── DATA PROVIDED ──

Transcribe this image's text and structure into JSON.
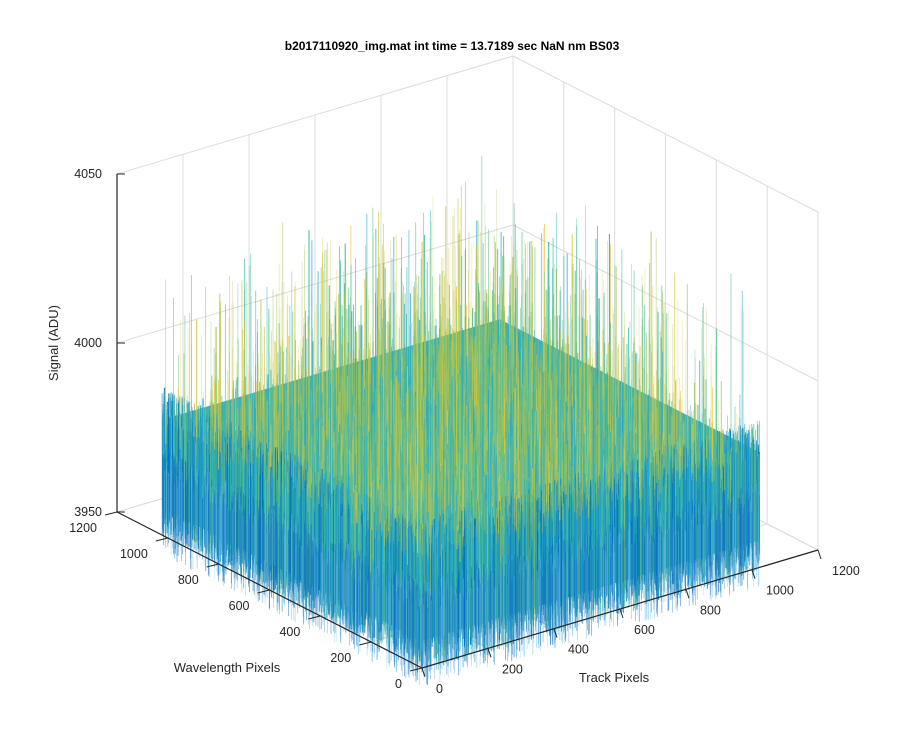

───
── DATA PROVIDED ──

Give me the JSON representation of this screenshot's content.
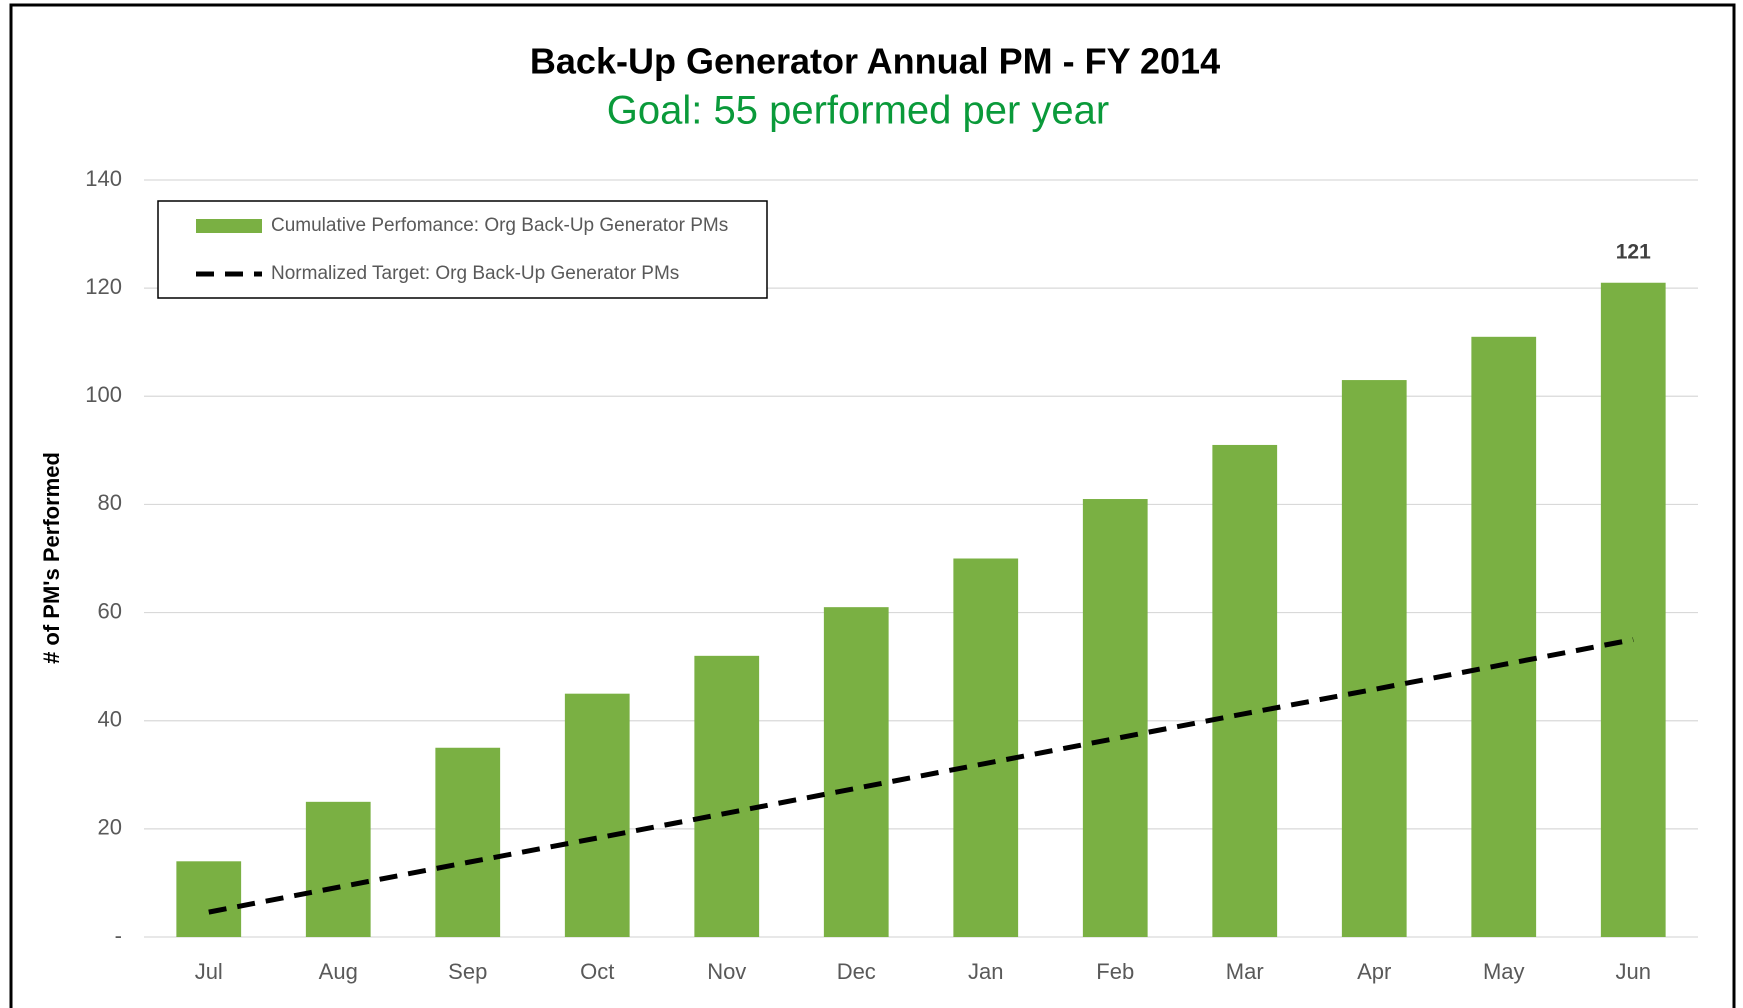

───
── DATA PROVIDED ──

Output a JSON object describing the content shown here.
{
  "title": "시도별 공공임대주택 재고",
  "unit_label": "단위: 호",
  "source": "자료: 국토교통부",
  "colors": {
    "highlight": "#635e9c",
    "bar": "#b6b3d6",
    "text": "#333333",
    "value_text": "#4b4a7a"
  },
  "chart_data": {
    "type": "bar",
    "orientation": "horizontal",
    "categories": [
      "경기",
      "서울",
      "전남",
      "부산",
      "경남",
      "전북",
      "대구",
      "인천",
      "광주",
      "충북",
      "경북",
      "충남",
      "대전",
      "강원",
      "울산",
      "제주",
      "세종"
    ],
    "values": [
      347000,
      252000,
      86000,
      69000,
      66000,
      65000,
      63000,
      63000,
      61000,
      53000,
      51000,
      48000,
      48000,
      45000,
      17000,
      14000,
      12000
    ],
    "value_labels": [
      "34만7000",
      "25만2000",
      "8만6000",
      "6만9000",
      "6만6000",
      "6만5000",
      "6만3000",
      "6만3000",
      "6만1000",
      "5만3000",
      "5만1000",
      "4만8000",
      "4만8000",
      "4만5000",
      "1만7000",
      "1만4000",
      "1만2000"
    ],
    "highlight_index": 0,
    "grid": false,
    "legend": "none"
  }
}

───

= PROBLEM REQUIREMENTS =
Find every line that has "this" in it, then return those lines.

= THE SOLUTION =
Transcribe this image's text and structure into JSON.
Give me the JSON representation of this screenshot's content.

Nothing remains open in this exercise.